Stored data:
==*==
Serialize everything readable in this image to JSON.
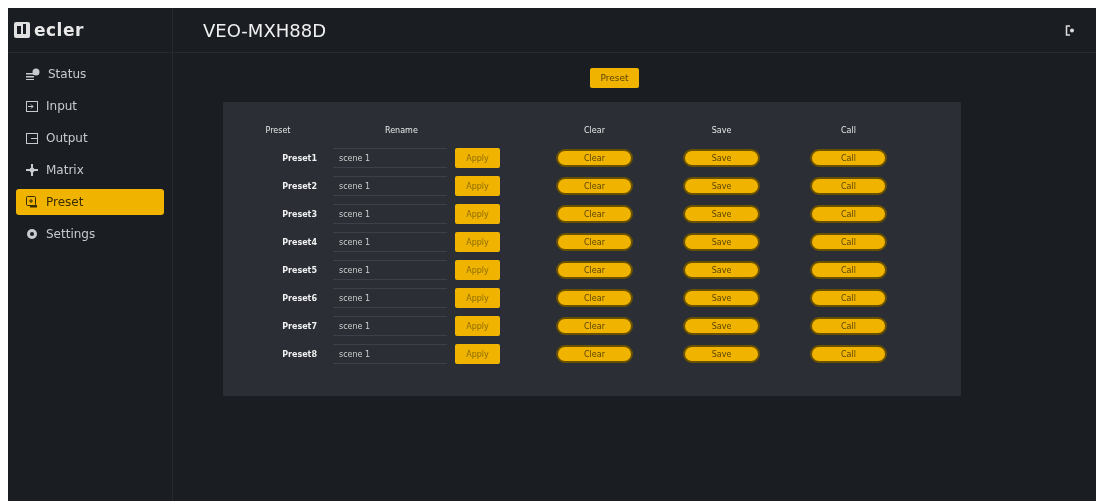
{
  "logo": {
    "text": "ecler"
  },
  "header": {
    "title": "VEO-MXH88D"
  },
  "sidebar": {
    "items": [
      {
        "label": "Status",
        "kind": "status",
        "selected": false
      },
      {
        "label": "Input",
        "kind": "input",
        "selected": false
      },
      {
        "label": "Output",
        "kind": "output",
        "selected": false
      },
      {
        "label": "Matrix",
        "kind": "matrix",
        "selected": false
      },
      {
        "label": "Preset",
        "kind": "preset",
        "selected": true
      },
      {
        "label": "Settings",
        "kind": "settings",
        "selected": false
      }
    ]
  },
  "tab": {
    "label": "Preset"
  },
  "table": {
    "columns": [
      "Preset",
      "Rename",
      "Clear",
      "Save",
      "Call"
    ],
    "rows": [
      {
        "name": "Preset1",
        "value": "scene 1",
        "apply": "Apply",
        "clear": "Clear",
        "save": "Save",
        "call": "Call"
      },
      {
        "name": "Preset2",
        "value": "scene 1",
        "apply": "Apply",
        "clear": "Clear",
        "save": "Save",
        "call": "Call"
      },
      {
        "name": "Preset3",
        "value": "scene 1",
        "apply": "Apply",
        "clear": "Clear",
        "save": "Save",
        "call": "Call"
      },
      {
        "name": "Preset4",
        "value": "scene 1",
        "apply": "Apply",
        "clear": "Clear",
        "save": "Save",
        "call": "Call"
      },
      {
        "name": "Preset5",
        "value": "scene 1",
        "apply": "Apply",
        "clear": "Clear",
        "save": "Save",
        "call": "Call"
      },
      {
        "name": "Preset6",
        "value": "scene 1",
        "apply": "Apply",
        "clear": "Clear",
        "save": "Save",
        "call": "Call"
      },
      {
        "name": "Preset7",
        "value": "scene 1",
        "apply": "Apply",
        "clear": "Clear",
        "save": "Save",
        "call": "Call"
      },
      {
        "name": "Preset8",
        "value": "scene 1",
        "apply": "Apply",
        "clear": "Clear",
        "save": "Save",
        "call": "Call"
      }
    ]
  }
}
==*==
• **OBJECTIVE**: Leave the pictures out and print the records above exactly as they stand.

• **SOLUTION FOR THIS EXERCISE**:
Serialize everything readable in this image to JSON.
{
  "logo": {
    "text": "ecler"
  },
  "header": {
    "title": "VEO-MXH88D"
  },
  "sidebar": {
    "items": [
      {
        "label": "Status",
        "kind": "status",
        "selected": false
      },
      {
        "label": "Input",
        "kind": "input",
        "selected": false
      },
      {
        "label": "Output",
        "kind": "output",
        "selected": false
      },
      {
        "label": "Matrix",
        "kind": "matrix",
        "selected": false
      },
      {
        "label": "Preset",
        "kind": "preset",
        "selected": true
      },
      {
        "label": "Settings",
        "kind": "settings",
        "selected": false
      }
    ]
  },
  "tab": {
    "label": "Preset"
  },
  "table": {
    "columns": [
      "Preset",
      "Rename",
      "Clear",
      "Save",
      "Call"
    ],
    "rows": [
      {
        "name": "Preset1",
        "value": "scene 1",
        "apply": "Apply",
        "clear": "Clear",
        "save": "Save",
        "call": "Call"
      },
      {
        "name": "Preset2",
        "value": "scene 1",
        "apply": "Apply",
        "clear": "Clear",
        "save": "Save",
        "call": "Call"
      },
      {
        "name": "Preset3",
        "value": "scene 1",
        "apply": "Apply",
        "clear": "Clear",
        "save": "Save",
        "call": "Call"
      },
      {
        "name": "Preset4",
        "value": "scene 1",
        "apply": "Apply",
        "clear": "Clear",
        "save": "Save",
        "call": "Call"
      },
      {
        "name": "Preset5",
        "value": "scene 1",
        "apply": "Apply",
        "clear": "Clear",
        "save": "Save",
        "call": "Call"
      },
      {
        "name": "Preset6",
        "value": "scene 1",
        "apply": "Apply",
        "clear": "Clear",
        "save": "Save",
        "call": "Call"
      },
      {
        "name": "Preset7",
        "value": "scene 1",
        "apply": "Apply",
        "clear": "Clear",
        "save": "Save",
        "call": "Call"
      },
      {
        "name": "Preset8",
        "value": "scene 1",
        "apply": "Apply",
        "clear": "Clear",
        "save": "Save",
        "call": "Call"
      }
    ]
  }
}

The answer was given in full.